**The exercise**. Write out the listing exactly as it is given.

**Source records**.
※
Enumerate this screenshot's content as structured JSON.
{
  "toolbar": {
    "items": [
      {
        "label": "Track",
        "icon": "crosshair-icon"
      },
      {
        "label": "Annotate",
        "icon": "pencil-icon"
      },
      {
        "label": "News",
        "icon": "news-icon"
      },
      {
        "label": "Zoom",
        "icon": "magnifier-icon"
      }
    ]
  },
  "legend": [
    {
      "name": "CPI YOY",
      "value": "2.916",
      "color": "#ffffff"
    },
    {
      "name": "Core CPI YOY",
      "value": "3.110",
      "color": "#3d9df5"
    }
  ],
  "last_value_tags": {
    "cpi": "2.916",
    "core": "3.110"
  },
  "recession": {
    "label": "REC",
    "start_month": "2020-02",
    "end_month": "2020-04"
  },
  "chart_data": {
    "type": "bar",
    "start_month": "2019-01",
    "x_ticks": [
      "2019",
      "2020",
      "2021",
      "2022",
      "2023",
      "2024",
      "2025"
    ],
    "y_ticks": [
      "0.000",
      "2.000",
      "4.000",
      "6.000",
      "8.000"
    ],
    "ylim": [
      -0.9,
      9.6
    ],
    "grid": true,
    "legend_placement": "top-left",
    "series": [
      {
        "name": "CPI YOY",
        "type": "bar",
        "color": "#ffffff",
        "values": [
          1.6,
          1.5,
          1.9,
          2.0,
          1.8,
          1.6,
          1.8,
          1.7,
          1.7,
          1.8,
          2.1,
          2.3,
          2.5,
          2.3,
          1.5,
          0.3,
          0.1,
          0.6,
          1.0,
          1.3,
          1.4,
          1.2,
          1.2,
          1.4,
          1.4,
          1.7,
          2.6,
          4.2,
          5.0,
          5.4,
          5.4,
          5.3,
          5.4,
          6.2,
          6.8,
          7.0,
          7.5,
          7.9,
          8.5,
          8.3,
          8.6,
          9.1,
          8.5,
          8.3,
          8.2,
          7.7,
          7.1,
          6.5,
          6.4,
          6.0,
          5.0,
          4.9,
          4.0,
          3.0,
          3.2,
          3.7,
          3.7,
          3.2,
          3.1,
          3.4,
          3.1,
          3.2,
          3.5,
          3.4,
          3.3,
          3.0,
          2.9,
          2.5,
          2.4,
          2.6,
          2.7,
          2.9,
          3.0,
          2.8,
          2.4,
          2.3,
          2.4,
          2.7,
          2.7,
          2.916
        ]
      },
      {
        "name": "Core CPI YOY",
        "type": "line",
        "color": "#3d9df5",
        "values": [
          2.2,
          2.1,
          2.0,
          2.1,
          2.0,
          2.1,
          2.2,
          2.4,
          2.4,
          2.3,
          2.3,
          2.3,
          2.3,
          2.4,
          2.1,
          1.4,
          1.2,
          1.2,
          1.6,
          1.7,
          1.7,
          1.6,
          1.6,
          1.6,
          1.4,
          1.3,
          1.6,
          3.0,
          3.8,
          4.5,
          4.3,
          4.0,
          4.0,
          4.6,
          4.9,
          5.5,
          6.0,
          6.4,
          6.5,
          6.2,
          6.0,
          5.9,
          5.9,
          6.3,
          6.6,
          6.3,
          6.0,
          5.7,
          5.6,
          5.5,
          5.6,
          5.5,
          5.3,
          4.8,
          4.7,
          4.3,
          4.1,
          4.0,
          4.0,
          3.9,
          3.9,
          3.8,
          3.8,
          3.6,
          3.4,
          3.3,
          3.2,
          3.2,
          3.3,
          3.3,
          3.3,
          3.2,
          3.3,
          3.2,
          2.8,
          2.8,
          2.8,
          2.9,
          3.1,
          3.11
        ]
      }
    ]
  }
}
※
**Task response**.
Enumerate this screenshot's content as structured JSON.
{
  "toolbar": {
    "items": [
      {
        "label": "Track",
        "icon": "crosshair-icon"
      },
      {
        "label": "Annotate",
        "icon": "pencil-icon"
      },
      {
        "label": "News",
        "icon": "news-icon"
      },
      {
        "label": "Zoom",
        "icon": "magnifier-icon"
      }
    ]
  },
  "legend": [
    {
      "name": "CPI YOY",
      "value": "2.916",
      "color": "#ffffff"
    },
    {
      "name": "Core CPI YOY",
      "value": "3.110",
      "color": "#3d9df5"
    }
  ],
  "last_value_tags": {
    "cpi": "2.916",
    "core": "3.110"
  },
  "recession": {
    "label": "REC",
    "start_month": "2020-02",
    "end_month": "2020-04"
  },
  "chart_data": {
    "type": "bar",
    "start_month": "2019-01",
    "x_ticks": [
      "2019",
      "2020",
      "2021",
      "2022",
      "2023",
      "2024",
      "2025"
    ],
    "y_ticks": [
      "0.000",
      "2.000",
      "4.000",
      "6.000",
      "8.000"
    ],
    "ylim": [
      -0.9,
      9.6
    ],
    "grid": true,
    "legend_placement": "top-left",
    "series": [
      {
        "name": "CPI YOY",
        "type": "bar",
        "color": "#ffffff",
        "values": [
          1.6,
          1.5,
          1.9,
          2.0,
          1.8,
          1.6,
          1.8,
          1.7,
          1.7,
          1.8,
          2.1,
          2.3,
          2.5,
          2.3,
          1.5,
          0.3,
          0.1,
          0.6,
          1.0,
          1.3,
          1.4,
          1.2,
          1.2,
          1.4,
          1.4,
          1.7,
          2.6,
          4.2,
          5.0,
          5.4,
          5.4,
          5.3,
          5.4,
          6.2,
          6.8,
          7.0,
          7.5,
          7.9,
          8.5,
          8.3,
          8.6,
          9.1,
          8.5,
          8.3,
          8.2,
          7.7,
          7.1,
          6.5,
          6.4,
          6.0,
          5.0,
          4.9,
          4.0,
          3.0,
          3.2,
          3.7,
          3.7,
          3.2,
          3.1,
          3.4,
          3.1,
          3.2,
          3.5,
          3.4,
          3.3,
          3.0,
          2.9,
          2.5,
          2.4,
          2.6,
          2.7,
          2.9,
          3.0,
          2.8,
          2.4,
          2.3,
          2.4,
          2.7,
          2.7,
          2.916
        ]
      },
      {
        "name": "Core CPI YOY",
        "type": "line",
        "color": "#3d9df5",
        "values": [
          2.2,
          2.1,
          2.0,
          2.1,
          2.0,
          2.1,
          2.2,
          2.4,
          2.4,
          2.3,
          2.3,
          2.3,
          2.3,
          2.4,
          2.1,
          1.4,
          1.2,
          1.2,
          1.6,
          1.7,
          1.7,
          1.6,
          1.6,
          1.6,
          1.4,
          1.3,
          1.6,
          3.0,
          3.8,
          4.5,
          4.3,
          4.0,
          4.0,
          4.6,
          4.9,
          5.5,
          6.0,
          6.4,
          6.5,
          6.2,
          6.0,
          5.9,
          5.9,
          6.3,
          6.6,
          6.3,
          6.0,
          5.7,
          5.6,
          5.5,
          5.6,
          5.5,
          5.3,
          4.8,
          4.7,
          4.3,
          4.1,
          4.0,
          4.0,
          3.9,
          3.9,
          3.8,
          3.8,
          3.6,
          3.4,
          3.3,
          3.2,
          3.2,
          3.3,
          3.3,
          3.3,
          3.2,
          3.3,
          3.2,
          2.8,
          2.8,
          2.8,
          2.9,
          3.1,
          3.11
        ]
      }
    ]
  }
}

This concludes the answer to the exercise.